▶ _WORK TO DO_:
Print the data that follows exactly.

--- start GIVEN DATA ---

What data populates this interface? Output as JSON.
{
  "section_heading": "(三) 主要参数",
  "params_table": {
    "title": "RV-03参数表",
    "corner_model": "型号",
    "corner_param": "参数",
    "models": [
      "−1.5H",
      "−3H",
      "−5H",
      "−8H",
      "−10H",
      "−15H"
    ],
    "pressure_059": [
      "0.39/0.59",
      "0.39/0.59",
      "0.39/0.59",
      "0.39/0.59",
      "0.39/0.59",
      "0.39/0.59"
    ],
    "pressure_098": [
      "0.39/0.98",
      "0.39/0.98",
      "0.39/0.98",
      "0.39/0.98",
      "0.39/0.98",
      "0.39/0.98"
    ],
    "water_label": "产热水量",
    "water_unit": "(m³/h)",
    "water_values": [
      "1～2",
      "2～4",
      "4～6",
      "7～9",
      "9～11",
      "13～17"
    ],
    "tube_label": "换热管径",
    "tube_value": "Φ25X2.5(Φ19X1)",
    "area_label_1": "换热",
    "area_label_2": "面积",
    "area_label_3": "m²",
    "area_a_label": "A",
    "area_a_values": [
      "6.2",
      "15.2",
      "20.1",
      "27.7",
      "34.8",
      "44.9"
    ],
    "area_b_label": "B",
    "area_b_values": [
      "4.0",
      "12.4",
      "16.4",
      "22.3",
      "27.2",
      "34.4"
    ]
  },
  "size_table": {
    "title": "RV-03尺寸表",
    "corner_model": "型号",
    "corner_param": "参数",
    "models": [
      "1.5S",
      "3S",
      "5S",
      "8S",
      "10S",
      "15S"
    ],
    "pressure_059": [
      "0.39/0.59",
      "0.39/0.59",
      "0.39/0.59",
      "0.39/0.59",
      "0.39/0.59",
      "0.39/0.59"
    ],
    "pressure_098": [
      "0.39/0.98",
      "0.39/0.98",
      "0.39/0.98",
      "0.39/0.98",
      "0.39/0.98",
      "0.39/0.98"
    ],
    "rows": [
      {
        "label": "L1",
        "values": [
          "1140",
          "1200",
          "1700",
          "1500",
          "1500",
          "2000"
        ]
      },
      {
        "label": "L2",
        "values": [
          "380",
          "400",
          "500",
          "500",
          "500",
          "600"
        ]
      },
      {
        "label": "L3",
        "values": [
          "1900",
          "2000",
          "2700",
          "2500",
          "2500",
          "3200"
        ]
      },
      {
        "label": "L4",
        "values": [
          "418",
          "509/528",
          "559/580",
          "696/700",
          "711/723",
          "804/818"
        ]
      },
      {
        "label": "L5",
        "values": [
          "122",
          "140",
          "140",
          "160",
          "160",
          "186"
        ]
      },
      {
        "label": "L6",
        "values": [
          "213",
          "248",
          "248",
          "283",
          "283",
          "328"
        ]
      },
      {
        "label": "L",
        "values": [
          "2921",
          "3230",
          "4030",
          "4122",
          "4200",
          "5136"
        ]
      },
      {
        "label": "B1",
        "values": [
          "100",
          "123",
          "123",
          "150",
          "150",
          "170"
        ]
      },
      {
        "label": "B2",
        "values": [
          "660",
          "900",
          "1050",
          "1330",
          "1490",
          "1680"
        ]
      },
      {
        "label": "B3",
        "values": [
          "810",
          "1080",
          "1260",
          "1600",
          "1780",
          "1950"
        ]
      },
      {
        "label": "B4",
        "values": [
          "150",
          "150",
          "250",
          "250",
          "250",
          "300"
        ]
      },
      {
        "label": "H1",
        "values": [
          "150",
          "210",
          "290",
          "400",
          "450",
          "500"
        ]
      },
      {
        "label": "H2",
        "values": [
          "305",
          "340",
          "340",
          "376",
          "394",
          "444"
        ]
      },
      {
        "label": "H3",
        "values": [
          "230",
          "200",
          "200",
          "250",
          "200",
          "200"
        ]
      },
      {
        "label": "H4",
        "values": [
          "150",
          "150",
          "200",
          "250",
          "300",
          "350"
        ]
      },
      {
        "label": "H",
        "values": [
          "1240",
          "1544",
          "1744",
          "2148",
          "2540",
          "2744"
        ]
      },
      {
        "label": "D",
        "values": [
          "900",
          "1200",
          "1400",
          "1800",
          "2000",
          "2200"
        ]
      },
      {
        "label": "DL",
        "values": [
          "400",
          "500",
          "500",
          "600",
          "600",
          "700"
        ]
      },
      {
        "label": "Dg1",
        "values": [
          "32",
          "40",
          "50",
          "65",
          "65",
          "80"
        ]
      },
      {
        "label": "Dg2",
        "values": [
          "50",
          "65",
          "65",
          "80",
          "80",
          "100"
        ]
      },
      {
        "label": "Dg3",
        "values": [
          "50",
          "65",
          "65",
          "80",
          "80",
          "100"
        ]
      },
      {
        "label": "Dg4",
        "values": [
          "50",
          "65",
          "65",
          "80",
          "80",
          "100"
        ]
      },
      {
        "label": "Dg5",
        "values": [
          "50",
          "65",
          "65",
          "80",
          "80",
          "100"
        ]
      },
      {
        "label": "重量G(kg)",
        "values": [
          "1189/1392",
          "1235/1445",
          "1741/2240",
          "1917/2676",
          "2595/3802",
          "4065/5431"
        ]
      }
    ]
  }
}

--- end GIVEN DATA ---

▶ _OUTPUT OF THE EXERCISE_:
What data populates this interface? Output as JSON.
{
  "section_heading": "(三) 主要参数",
  "params_table": {
    "title": "RV-03参数表",
    "corner_model": "型号",
    "corner_param": "参数",
    "models": [
      "−1.5H",
      "−3H",
      "−5H",
      "−8H",
      "−10H",
      "−15H"
    ],
    "pressure_059": [
      "0.39/0.59",
      "0.39/0.59",
      "0.39/0.59",
      "0.39/0.59",
      "0.39/0.59",
      "0.39/0.59"
    ],
    "pressure_098": [
      "0.39/0.98",
      "0.39/0.98",
      "0.39/0.98",
      "0.39/0.98",
      "0.39/0.98",
      "0.39/0.98"
    ],
    "water_label": "产热水量",
    "water_unit": "(m³/h)",
    "water_values": [
      "1～2",
      "2～4",
      "4～6",
      "7～9",
      "9～11",
      "13～17"
    ],
    "tube_label": "换热管径",
    "tube_value": "Φ25X2.5(Φ19X1)",
    "area_label_1": "换热",
    "area_label_2": "面积",
    "area_label_3": "m²",
    "area_a_label": "A",
    "area_a_values": [
      "6.2",
      "15.2",
      "20.1",
      "27.7",
      "34.8",
      "44.9"
    ],
    "area_b_label": "B",
    "area_b_values": [
      "4.0",
      "12.4",
      "16.4",
      "22.3",
      "27.2",
      "34.4"
    ]
  },
  "size_table": {
    "title": "RV-03尺寸表",
    "corner_model": "型号",
    "corner_param": "参数",
    "models": [
      "1.5S",
      "3S",
      "5S",
      "8S",
      "10S",
      "15S"
    ],
    "pressure_059": [
      "0.39/0.59",
      "0.39/0.59",
      "0.39/0.59",
      "0.39/0.59",
      "0.39/0.59",
      "0.39/0.59"
    ],
    "pressure_098": [
      "0.39/0.98",
      "0.39/0.98",
      "0.39/0.98",
      "0.39/0.98",
      "0.39/0.98",
      "0.39/0.98"
    ],
    "rows": [
      {
        "label": "L1",
        "values": [
          "1140",
          "1200",
          "1700",
          "1500",
          "1500",
          "2000"
        ]
      },
      {
        "label": "L2",
        "values": [
          "380",
          "400",
          "500",
          "500",
          "500",
          "600"
        ]
      },
      {
        "label": "L3",
        "values": [
          "1900",
          "2000",
          "2700",
          "2500",
          "2500",
          "3200"
        ]
      },
      {
        "label": "L4",
        "values": [
          "418",
          "509/528",
          "559/580",
          "696/700",
          "711/723",
          "804/818"
        ]
      },
      {
        "label": "L5",
        "values": [
          "122",
          "140",
          "140",
          "160",
          "160",
          "186"
        ]
      },
      {
        "label": "L6",
        "values": [
          "213",
          "248",
          "248",
          "283",
          "283",
          "328"
        ]
      },
      {
        "label": "L",
        "values": [
          "2921",
          "3230",
          "4030",
          "4122",
          "4200",
          "5136"
        ]
      },
      {
        "label": "B1",
        "values": [
          "100",
          "123",
          "123",
          "150",
          "150",
          "170"
        ]
      },
      {
        "label": "B2",
        "values": [
          "660",
          "900",
          "1050",
          "1330",
          "1490",
          "1680"
        ]
      },
      {
        "label": "B3",
        "values": [
          "810",
          "1080",
          "1260",
          "1600",
          "1780",
          "1950"
        ]
      },
      {
        "label": "B4",
        "values": [
          "150",
          "150",
          "250",
          "250",
          "250",
          "300"
        ]
      },
      {
        "label": "H1",
        "values": [
          "150",
          "210",
          "290",
          "400",
          "450",
          "500"
        ]
      },
      {
        "label": "H2",
        "values": [
          "305",
          "340",
          "340",
          "376",
          "394",
          "444"
        ]
      },
      {
        "label": "H3",
        "values": [
          "230",
          "200",
          "200",
          "250",
          "200",
          "200"
        ]
      },
      {
        "label": "H4",
        "values": [
          "150",
          "150",
          "200",
          "250",
          "300",
          "350"
        ]
      },
      {
        "label": "H",
        "values": [
          "1240",
          "1544",
          "1744",
          "2148",
          "2540",
          "2744"
        ]
      },
      {
        "label": "D",
        "values": [
          "900",
          "1200",
          "1400",
          "1800",
          "2000",
          "2200"
        ]
      },
      {
        "label": "DL",
        "values": [
          "400",
          "500",
          "500",
          "600",
          "600",
          "700"
        ]
      },
      {
        "label": "Dg1",
        "values": [
          "32",
          "40",
          "50",
          "65",
          "65",
          "80"
        ]
      },
      {
        "label": "Dg2",
        "values": [
          "50",
          "65",
          "65",
          "80",
          "80",
          "100"
        ]
      },
      {
        "label": "Dg3",
        "values": [
          "50",
          "65",
          "65",
          "80",
          "80",
          "100"
        ]
      },
      {
        "label": "Dg4",
        "values": [
          "50",
          "65",
          "65",
          "80",
          "80",
          "100"
        ]
      },
      {
        "label": "Dg5",
        "values": [
          "50",
          "65",
          "65",
          "80",
          "80",
          "100"
        ]
      },
      {
        "label": "重量G(kg)",
        "values": [
          "1189/1392",
          "1235/1445",
          "1741/2240",
          "1917/2676",
          "2595/3802",
          "4065/5431"
        ]
      }
    ]
  }
}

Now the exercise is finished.